> _EXERCISE AIM_: Search the material for the string "درخصوص" and copy each line where it occurs.

> _ENTRIES PROVIDED_:

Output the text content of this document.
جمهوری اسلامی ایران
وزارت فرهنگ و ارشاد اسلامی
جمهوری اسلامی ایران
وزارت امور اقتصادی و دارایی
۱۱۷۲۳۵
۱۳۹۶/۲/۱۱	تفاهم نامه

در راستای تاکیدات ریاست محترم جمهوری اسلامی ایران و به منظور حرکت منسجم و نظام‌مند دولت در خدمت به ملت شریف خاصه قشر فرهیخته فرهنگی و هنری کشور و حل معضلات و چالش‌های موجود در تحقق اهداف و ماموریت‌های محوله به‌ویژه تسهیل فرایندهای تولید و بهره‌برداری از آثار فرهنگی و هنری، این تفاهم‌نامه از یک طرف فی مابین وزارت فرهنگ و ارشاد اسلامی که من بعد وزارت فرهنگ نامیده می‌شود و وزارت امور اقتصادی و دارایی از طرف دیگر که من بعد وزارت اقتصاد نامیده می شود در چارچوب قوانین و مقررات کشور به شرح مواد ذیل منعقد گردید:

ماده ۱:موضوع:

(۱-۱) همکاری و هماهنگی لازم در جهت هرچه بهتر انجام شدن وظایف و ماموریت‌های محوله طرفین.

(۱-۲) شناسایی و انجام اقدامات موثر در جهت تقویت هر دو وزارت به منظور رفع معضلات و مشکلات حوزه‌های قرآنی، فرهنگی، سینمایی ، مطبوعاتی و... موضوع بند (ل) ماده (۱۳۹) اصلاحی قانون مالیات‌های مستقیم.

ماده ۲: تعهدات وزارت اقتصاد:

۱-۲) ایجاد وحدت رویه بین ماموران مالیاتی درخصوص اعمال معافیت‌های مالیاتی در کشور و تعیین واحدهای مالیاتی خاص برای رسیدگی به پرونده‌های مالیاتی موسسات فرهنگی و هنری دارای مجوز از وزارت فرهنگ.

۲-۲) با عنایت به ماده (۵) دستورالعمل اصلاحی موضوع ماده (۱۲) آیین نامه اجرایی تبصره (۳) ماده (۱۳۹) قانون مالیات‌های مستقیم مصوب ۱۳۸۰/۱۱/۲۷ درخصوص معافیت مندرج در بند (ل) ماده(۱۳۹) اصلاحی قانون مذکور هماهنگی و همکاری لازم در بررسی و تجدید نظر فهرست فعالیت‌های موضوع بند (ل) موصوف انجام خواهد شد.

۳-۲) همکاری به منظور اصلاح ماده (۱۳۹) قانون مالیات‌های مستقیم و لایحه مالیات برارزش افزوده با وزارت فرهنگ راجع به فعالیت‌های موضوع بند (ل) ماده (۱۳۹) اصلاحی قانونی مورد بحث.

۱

> _RESULT OF THIS EXERCISE_:
۱-۲) ایجاد وحدت رویه بین ماموران مالیاتی درخصوص اعمال معافیت‌های مالیاتی در کشور و تعیین واحدهای مالیاتی خاص برای رسیدگی به پرونده‌های مالیاتی موسسات فرهنگی و هنری دارای مجوز از وزارت فرهنگ.
۲-۲) با عنایت به ماده (۵) دستورالعمل اصلاحی موضوع ماده (۱۲) آیین نامه اجرایی تبصره (۳) ماده (۱۳۹) قانون مالیات‌های مستقیم مصوب ۱۳۸۰/۱۱/۲۷ درخصوص معافیت مندرج در بند (ل) ماده(۱۳۹) اصلاحی قانون مذکور هماهنگی و همکاری لازم در بررسی و تجدید نظر فهرست فعالیت‌های موضوع بند (ل) موصوف انجام خواهد شد.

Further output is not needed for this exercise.